>>
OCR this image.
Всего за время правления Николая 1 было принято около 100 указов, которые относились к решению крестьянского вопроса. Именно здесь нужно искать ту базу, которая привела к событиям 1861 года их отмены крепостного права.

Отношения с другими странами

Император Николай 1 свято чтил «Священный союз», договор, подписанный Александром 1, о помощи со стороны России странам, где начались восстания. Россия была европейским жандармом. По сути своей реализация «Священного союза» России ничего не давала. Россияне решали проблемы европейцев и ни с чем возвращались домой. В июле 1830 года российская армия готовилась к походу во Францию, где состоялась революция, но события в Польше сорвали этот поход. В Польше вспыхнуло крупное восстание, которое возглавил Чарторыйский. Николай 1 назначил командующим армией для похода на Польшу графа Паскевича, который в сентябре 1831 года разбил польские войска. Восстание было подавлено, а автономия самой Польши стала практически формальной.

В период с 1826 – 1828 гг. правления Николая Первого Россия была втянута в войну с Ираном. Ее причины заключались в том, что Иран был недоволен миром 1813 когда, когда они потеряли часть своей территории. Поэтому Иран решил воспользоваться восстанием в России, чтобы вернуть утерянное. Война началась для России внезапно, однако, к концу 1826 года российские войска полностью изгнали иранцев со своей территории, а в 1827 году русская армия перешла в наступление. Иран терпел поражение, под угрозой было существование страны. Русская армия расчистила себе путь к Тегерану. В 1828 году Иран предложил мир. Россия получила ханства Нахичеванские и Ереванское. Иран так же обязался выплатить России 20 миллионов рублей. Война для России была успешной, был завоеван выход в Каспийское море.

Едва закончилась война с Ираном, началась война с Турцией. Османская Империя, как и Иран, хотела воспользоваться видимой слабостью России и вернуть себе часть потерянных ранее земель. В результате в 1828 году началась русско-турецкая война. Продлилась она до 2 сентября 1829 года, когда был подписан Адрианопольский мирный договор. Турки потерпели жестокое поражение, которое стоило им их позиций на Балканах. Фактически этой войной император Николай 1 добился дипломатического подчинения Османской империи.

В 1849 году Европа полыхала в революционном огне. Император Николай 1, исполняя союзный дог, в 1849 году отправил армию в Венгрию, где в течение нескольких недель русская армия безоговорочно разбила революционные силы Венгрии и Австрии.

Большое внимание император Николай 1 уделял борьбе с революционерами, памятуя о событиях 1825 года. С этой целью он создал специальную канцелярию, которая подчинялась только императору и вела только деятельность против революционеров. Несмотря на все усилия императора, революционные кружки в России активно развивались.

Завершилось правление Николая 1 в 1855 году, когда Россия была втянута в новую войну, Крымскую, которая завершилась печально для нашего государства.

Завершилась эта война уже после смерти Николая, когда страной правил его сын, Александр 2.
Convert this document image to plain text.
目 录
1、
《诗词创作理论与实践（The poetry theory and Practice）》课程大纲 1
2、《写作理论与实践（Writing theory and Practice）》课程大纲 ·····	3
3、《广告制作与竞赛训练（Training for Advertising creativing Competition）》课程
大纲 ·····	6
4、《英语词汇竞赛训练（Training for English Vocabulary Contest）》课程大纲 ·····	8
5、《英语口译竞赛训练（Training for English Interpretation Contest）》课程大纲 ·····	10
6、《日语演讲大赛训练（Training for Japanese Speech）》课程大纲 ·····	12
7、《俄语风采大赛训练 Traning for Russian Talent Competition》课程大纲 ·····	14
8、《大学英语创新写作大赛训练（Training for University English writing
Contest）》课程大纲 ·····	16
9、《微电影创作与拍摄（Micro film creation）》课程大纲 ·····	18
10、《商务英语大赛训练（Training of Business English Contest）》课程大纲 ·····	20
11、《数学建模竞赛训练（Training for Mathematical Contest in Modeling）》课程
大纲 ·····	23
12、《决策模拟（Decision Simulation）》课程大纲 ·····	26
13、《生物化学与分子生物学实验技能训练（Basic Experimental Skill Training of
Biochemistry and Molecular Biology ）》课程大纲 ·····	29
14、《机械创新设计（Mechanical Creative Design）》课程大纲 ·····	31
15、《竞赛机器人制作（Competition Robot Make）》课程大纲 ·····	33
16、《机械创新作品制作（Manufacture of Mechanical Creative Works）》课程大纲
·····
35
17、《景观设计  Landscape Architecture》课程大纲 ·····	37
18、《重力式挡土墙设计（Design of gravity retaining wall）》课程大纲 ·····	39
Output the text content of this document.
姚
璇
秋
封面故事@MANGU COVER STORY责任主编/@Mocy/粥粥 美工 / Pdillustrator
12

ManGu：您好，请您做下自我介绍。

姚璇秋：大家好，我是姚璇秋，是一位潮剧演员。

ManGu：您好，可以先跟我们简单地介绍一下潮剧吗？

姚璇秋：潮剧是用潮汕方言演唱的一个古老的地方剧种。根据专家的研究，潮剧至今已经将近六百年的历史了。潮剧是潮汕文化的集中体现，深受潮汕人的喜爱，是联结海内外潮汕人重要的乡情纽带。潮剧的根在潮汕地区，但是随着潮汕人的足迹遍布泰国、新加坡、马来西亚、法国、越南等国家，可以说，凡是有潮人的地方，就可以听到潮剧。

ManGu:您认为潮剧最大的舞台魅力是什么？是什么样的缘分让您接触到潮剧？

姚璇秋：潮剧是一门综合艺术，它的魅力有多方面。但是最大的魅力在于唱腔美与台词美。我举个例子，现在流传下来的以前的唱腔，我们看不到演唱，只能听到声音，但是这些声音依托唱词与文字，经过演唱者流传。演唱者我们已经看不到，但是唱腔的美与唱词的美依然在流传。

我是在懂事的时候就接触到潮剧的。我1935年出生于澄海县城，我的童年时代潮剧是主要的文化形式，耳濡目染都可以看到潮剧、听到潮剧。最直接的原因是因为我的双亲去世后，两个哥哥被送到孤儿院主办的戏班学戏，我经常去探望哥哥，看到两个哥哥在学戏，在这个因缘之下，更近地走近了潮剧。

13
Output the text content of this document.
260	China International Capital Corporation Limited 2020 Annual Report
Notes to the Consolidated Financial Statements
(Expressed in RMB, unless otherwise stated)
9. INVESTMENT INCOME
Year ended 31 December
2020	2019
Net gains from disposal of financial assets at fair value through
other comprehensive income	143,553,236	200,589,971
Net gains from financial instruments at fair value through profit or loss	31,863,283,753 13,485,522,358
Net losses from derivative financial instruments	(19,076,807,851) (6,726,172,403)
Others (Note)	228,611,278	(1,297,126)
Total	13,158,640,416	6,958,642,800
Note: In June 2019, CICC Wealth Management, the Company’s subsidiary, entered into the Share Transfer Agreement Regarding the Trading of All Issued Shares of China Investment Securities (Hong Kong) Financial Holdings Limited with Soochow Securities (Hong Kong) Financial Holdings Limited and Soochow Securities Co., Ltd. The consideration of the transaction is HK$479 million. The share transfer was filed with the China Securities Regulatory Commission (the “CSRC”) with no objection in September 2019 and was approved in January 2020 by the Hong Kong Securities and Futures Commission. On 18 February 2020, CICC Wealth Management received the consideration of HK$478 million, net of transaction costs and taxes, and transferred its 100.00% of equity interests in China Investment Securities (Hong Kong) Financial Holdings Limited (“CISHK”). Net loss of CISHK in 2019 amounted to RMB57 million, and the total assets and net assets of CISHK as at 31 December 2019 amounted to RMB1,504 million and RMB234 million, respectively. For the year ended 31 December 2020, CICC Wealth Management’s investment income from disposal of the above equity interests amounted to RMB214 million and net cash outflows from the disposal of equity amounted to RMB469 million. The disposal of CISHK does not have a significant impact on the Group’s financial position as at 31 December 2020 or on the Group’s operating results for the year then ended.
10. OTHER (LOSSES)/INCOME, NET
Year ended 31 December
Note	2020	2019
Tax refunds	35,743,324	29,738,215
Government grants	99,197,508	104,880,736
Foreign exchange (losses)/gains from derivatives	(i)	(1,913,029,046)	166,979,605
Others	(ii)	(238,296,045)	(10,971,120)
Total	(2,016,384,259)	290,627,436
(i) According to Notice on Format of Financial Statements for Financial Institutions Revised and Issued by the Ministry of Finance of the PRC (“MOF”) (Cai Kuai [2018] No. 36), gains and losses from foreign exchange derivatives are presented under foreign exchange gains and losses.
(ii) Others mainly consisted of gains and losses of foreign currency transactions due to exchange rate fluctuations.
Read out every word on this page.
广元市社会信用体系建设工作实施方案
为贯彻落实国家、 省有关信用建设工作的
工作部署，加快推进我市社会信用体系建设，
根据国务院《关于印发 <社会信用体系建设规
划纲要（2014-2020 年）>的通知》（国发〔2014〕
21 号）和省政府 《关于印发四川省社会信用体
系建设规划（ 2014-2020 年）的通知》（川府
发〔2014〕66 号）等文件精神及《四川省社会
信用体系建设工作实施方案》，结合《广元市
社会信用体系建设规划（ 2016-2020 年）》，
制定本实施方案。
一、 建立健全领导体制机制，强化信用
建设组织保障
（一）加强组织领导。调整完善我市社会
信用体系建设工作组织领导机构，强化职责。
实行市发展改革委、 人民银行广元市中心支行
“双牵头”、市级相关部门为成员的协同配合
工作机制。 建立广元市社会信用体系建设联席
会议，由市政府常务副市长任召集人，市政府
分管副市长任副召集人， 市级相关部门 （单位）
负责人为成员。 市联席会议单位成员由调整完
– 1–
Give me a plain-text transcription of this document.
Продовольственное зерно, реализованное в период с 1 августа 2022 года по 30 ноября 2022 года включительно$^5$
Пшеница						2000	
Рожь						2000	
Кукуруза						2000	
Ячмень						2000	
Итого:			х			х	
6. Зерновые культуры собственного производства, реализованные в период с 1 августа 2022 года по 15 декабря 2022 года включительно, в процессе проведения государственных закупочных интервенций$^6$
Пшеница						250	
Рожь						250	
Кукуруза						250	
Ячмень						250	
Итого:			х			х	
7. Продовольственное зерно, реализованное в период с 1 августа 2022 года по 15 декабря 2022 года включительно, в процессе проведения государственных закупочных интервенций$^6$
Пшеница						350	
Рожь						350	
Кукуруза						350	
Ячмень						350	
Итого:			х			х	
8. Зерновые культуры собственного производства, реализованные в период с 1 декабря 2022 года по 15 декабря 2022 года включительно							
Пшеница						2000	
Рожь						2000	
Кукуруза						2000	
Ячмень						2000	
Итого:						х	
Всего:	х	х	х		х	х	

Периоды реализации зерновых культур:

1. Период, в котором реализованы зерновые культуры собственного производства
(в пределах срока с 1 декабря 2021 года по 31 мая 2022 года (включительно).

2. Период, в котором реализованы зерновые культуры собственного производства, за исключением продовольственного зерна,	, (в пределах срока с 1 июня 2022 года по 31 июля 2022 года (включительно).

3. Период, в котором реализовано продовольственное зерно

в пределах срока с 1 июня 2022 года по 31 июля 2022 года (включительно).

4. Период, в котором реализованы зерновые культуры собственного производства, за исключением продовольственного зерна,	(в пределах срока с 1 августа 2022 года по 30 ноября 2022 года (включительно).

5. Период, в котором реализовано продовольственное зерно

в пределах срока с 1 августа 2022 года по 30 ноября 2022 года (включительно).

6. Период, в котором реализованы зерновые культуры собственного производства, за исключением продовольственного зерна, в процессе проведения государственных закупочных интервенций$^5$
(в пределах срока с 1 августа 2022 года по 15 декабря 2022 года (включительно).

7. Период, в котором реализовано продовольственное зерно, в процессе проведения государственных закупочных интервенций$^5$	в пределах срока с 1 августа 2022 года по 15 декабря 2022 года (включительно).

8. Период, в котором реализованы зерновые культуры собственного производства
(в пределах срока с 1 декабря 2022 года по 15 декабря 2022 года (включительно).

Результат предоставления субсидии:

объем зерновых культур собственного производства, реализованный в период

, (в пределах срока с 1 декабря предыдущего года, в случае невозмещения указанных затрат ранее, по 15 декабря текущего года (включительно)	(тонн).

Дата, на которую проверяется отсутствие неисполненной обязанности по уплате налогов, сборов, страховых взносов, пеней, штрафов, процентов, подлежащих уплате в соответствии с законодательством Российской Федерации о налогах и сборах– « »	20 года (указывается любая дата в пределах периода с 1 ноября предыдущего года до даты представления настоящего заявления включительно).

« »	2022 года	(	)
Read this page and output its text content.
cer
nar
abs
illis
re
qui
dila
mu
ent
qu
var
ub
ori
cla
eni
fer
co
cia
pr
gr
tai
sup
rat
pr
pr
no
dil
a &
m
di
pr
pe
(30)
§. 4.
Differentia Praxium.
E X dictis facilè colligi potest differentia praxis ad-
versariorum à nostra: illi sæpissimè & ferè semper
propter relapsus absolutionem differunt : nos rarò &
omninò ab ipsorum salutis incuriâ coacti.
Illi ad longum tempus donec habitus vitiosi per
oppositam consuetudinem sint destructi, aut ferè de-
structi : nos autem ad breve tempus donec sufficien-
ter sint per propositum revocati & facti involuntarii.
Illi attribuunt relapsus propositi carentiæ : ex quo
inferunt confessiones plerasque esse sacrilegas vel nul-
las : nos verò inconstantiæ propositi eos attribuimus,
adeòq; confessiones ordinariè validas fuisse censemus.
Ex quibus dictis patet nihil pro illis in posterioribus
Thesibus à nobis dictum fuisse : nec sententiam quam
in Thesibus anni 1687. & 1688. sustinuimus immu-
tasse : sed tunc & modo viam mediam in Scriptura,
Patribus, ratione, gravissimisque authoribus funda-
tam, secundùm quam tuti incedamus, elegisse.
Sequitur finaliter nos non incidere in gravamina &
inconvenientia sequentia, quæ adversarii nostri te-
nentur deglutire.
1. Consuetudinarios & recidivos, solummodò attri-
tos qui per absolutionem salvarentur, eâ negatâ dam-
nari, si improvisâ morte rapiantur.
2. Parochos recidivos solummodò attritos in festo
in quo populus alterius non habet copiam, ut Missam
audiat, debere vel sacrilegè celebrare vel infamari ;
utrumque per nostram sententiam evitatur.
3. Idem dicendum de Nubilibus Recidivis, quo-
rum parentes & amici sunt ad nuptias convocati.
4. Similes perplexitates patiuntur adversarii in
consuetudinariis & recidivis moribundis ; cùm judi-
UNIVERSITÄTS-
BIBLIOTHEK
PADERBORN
<<
What you are asked to do: Show all lines in the entries above where the word "Others" appears.

Solution for this exercise:
Others (Note)	228,611,278	(1,297,126)
Others	(ii)	(238,296,045)	(10,971,120)
(ii) Others mainly consisted of gains and losses of foreign currency transactions due to exchange rate fluctuations.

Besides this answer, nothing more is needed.